**Exercise prompt**.
Locate every line in the material below that has the word "mangroves". Copy each of those lines.

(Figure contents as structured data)
######

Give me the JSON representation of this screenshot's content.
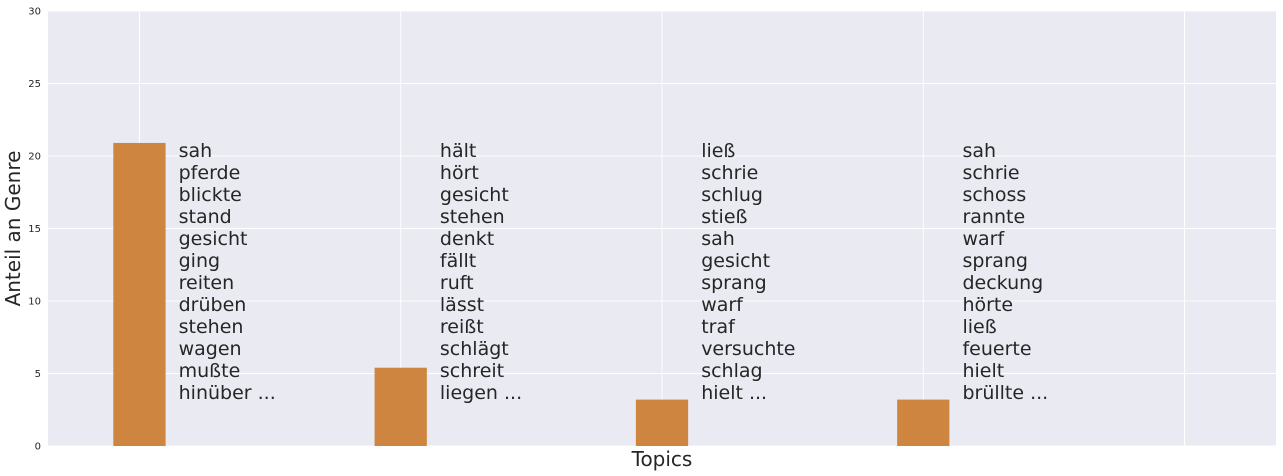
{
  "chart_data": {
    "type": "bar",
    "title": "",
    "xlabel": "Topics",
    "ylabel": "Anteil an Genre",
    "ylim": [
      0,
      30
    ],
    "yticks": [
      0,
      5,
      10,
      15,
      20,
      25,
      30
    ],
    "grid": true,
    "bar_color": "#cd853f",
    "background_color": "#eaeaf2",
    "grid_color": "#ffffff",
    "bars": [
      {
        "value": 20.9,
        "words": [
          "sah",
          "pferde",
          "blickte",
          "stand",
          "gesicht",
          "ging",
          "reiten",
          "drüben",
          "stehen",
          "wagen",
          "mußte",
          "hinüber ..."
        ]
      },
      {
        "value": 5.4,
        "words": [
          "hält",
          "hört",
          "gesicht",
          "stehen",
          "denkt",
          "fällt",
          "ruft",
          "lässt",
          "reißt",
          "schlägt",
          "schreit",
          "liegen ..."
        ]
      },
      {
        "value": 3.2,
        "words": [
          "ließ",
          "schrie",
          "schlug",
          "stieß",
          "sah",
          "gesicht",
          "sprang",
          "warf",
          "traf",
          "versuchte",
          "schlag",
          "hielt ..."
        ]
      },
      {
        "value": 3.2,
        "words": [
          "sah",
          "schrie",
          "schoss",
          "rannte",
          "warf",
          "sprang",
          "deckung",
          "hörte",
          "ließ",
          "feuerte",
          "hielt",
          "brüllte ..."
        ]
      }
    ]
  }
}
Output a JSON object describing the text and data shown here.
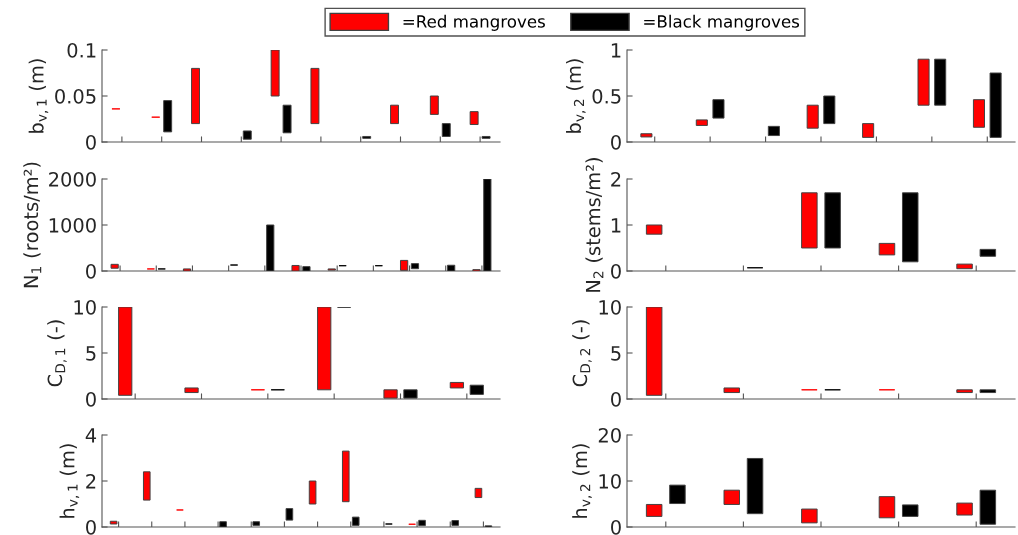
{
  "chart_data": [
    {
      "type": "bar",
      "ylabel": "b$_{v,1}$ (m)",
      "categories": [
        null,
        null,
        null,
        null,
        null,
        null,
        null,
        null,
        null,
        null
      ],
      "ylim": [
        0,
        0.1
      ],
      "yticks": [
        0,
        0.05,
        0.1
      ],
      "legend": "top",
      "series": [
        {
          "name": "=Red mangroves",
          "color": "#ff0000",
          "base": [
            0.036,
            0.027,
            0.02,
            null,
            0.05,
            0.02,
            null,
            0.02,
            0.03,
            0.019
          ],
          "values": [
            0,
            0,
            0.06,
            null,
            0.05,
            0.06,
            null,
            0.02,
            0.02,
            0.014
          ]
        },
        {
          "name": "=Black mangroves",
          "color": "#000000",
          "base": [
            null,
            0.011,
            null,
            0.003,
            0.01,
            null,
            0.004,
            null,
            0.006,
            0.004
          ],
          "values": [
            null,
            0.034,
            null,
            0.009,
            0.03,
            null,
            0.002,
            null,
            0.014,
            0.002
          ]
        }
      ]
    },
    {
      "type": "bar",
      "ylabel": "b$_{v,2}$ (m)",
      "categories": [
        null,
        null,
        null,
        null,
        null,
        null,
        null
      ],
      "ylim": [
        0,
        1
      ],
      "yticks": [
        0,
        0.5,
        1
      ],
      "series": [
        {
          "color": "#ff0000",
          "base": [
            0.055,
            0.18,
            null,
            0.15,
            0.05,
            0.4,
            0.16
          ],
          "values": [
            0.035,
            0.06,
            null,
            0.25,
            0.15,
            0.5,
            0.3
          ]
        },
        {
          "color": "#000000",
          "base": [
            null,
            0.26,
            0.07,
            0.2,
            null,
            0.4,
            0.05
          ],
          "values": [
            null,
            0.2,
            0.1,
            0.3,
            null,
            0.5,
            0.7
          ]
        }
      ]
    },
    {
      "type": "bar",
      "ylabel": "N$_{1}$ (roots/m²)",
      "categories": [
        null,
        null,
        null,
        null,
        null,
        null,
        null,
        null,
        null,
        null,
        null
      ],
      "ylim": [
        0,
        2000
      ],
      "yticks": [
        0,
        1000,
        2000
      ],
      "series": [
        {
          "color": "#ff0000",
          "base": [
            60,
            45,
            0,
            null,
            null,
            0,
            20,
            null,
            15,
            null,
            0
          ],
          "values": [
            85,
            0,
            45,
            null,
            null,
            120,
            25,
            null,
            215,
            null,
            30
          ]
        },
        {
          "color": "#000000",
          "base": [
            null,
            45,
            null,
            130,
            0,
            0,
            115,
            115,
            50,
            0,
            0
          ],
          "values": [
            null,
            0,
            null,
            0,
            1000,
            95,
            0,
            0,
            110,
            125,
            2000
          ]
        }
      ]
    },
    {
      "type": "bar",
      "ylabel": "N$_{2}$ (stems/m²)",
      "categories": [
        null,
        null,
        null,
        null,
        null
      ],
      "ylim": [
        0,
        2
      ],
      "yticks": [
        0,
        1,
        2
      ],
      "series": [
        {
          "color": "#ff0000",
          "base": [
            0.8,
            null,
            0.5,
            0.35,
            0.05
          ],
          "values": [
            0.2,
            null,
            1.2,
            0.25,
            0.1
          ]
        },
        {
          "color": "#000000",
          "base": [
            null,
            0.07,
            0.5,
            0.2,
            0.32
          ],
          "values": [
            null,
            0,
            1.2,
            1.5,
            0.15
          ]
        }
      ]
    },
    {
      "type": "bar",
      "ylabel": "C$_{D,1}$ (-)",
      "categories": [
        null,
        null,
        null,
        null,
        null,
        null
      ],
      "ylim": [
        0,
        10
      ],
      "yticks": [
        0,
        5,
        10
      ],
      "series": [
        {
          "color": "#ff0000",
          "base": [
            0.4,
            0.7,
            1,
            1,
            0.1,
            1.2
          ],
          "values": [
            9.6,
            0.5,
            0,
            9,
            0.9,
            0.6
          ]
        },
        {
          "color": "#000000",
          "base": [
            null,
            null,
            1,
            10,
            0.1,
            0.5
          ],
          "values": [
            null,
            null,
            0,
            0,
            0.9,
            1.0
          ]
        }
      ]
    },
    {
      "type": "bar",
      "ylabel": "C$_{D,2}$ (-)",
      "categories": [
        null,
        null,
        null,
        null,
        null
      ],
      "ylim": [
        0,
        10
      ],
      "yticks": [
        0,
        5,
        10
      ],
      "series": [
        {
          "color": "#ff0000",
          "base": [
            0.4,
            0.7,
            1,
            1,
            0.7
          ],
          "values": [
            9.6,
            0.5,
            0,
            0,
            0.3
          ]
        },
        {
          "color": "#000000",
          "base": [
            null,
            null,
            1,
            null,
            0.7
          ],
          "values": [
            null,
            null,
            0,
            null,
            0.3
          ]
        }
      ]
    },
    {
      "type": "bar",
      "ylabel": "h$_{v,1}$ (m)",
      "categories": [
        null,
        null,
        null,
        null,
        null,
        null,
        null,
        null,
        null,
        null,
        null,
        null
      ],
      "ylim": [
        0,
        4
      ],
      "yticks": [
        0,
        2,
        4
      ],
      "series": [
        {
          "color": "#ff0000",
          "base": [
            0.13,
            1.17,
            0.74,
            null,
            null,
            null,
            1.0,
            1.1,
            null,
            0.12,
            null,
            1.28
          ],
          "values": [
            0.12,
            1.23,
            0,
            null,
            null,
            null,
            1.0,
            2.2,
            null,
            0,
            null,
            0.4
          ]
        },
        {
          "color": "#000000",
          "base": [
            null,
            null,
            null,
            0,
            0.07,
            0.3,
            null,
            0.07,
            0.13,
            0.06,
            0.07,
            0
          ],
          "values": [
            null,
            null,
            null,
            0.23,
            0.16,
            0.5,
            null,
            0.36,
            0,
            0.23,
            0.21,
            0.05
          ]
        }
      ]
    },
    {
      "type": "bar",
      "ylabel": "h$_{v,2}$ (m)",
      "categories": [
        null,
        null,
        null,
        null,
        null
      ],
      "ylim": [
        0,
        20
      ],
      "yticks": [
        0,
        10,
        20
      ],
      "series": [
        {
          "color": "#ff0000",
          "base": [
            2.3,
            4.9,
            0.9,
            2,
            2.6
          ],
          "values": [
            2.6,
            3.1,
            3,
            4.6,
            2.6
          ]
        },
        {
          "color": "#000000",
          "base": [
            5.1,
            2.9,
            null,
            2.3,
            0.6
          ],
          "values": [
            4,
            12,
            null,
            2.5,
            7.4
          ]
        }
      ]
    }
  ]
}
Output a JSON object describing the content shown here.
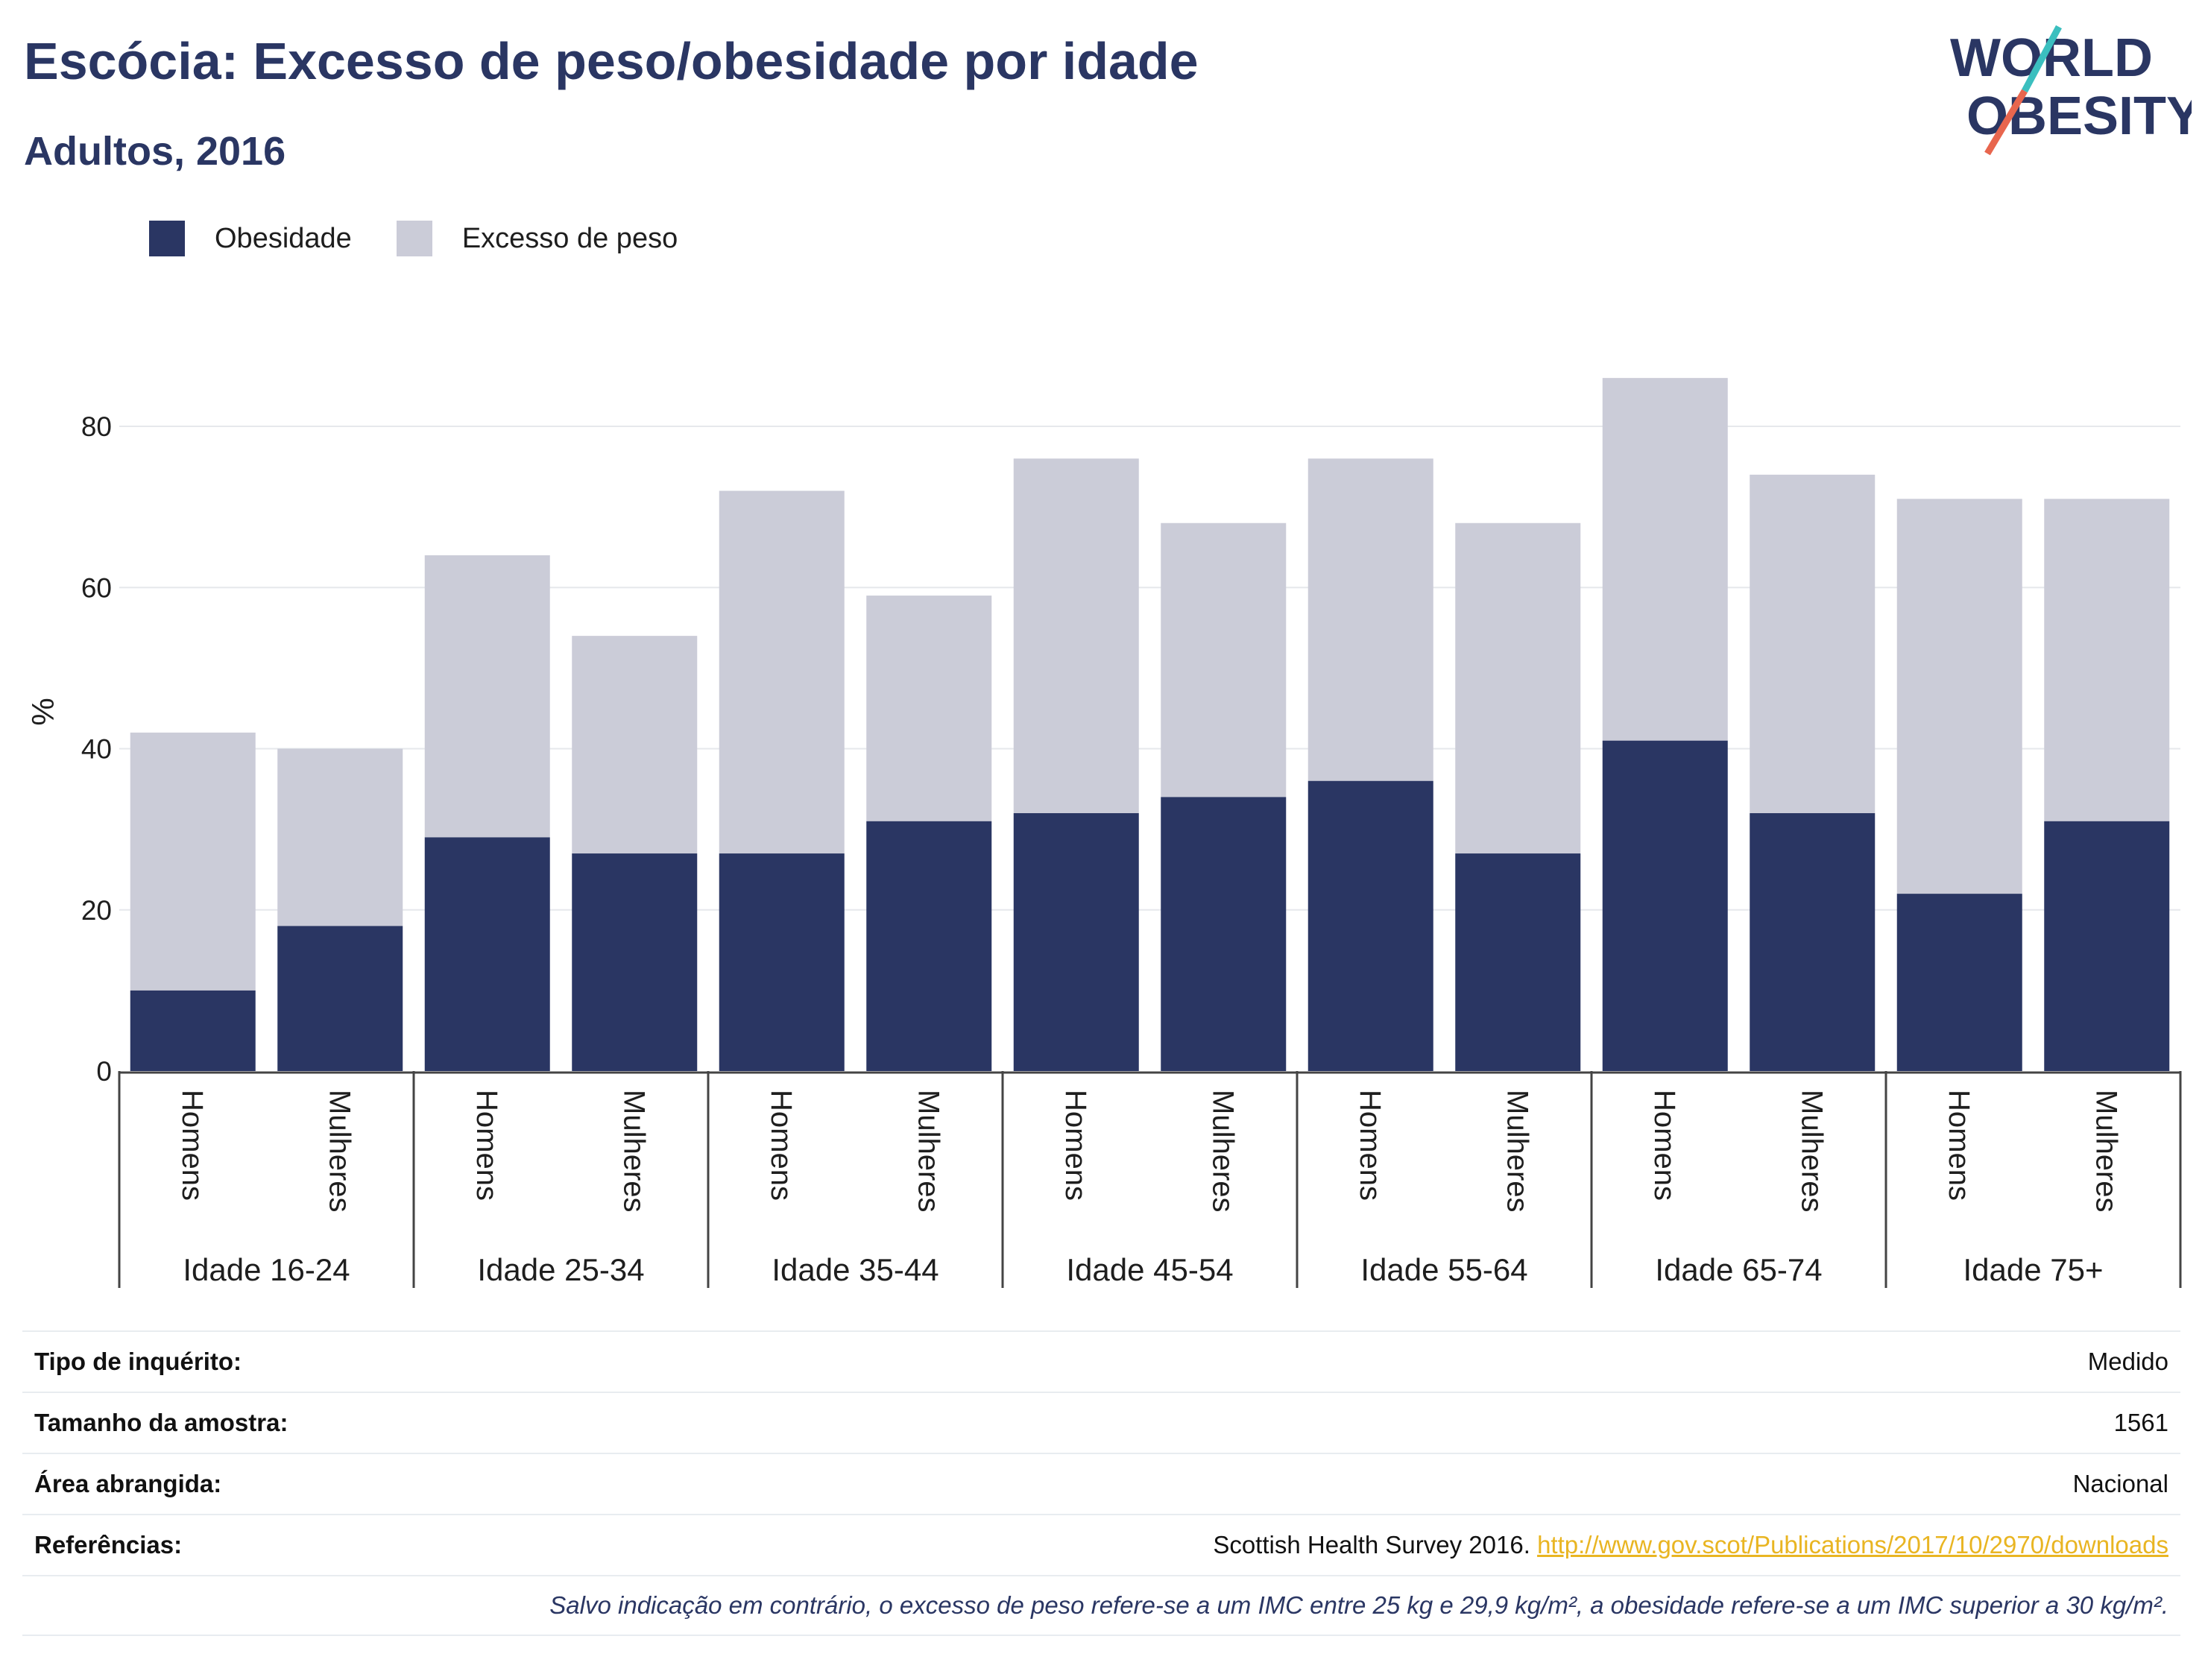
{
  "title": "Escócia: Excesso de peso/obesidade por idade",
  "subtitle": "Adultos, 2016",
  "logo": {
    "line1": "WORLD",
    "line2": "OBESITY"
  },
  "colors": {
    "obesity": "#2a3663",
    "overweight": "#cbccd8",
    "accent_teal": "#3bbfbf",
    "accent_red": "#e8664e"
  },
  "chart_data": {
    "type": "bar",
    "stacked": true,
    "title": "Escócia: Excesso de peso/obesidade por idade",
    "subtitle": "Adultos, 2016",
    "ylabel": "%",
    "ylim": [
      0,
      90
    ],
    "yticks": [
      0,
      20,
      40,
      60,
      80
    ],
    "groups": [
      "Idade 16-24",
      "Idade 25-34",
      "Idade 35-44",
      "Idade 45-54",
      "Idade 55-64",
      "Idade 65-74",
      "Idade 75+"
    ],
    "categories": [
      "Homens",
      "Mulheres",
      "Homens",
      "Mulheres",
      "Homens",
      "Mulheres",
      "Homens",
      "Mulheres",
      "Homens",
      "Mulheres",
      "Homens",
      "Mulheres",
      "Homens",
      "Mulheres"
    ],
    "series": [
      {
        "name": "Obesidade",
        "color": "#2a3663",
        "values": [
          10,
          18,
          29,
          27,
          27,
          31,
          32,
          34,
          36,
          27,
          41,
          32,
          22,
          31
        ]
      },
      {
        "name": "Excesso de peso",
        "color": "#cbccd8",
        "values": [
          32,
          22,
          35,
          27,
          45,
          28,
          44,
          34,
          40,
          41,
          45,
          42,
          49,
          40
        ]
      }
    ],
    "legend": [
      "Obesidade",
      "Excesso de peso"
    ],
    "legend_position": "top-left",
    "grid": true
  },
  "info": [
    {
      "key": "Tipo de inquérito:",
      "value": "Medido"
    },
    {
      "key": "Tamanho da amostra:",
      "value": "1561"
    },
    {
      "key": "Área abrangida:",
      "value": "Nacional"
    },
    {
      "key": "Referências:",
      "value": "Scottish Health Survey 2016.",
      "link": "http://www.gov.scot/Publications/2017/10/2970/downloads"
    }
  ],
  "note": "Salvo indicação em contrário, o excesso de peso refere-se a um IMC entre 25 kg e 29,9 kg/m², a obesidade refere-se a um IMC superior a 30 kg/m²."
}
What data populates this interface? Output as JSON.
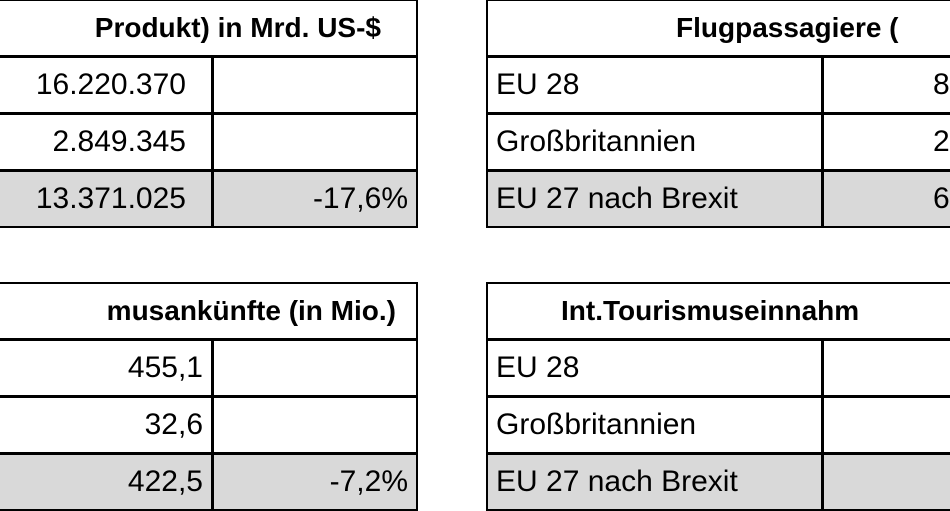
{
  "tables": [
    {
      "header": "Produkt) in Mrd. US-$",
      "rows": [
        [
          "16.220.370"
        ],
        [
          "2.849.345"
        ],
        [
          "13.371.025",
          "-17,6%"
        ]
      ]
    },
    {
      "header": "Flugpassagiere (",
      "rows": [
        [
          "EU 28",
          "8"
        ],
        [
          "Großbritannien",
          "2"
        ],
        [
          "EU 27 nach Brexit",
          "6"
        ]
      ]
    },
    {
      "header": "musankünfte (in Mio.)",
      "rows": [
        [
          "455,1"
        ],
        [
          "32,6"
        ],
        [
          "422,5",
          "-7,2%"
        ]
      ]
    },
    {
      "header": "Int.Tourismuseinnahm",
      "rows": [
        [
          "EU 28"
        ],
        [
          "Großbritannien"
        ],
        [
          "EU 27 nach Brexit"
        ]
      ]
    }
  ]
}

######

**The result**.
          "name": "=Red mangroves",
          "name": "=Black mangroves",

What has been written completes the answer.